- [Data entries]
<<<<
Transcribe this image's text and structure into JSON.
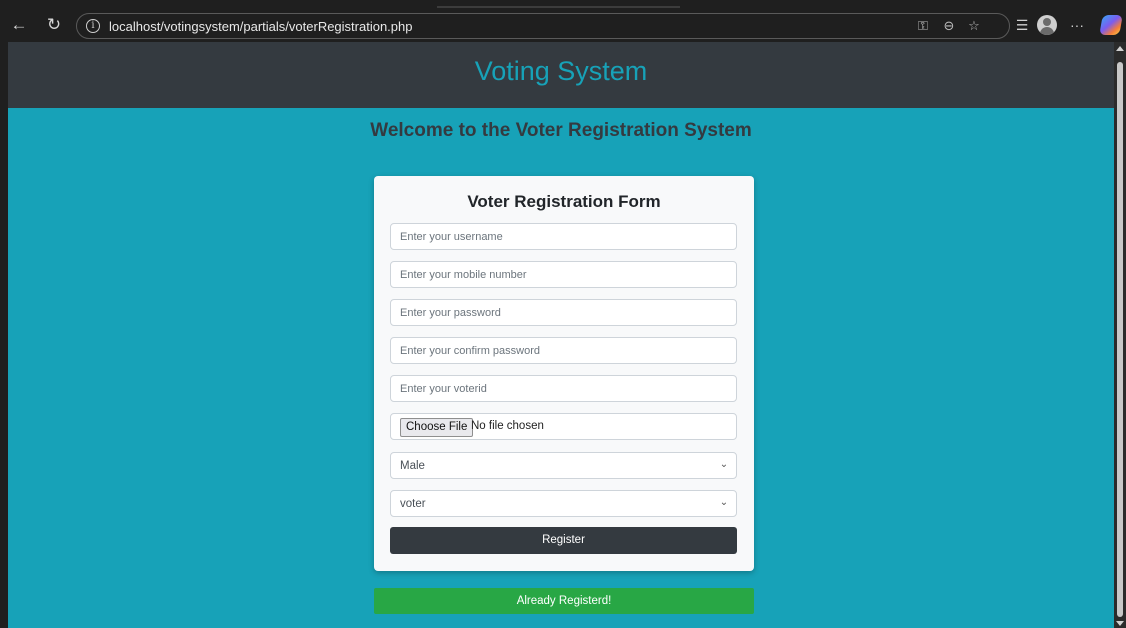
{
  "browser": {
    "url": "localhost/votingsystem/partials/voterRegistration.php",
    "icons": [
      "back-icon",
      "refresh-icon",
      "info-icon",
      "key-icon",
      "zoom-icon",
      "favorite-star-icon",
      "favorites-icon",
      "profile-avatar-icon",
      "more-icon",
      "copilot-icon"
    ]
  },
  "navbar": {
    "brand": "Voting System"
  },
  "page": {
    "welcome": "Welcome to the Voter Registration System"
  },
  "form": {
    "title": "Voter Registration Form",
    "username_placeholder": "Enter your username",
    "mobile_placeholder": "Enter your mobile number",
    "password_placeholder": "Enter your password",
    "confirm_password_placeholder": "Enter your  confirm password",
    "voterid_placeholder": "Enter your voterid",
    "file_button": "Choose File",
    "file_status": "No file chosen",
    "gender_selected": "Male",
    "role_selected": "voter",
    "register_label": "Register"
  },
  "already_registered_label": "Already Registerd!",
  "colors": {
    "page_bg": "#17a2b8",
    "navbar_bg": "#343a40",
    "brand_text": "#17a2b8",
    "register_bg": "#343a40",
    "already_bg": "#28a745"
  }
}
>>>>
- [Your objective] Search the records for the word "Enter" and copy every line where it occurs.

- [Exercise result]
    "username_placeholder": "Enter your username",
    "mobile_placeholder": "Enter your mobile number",
    "password_placeholder": "Enter your password",
    "confirm_password_placeholder": "Enter your  confirm password",
    "voterid_placeholder": "Enter your voterid",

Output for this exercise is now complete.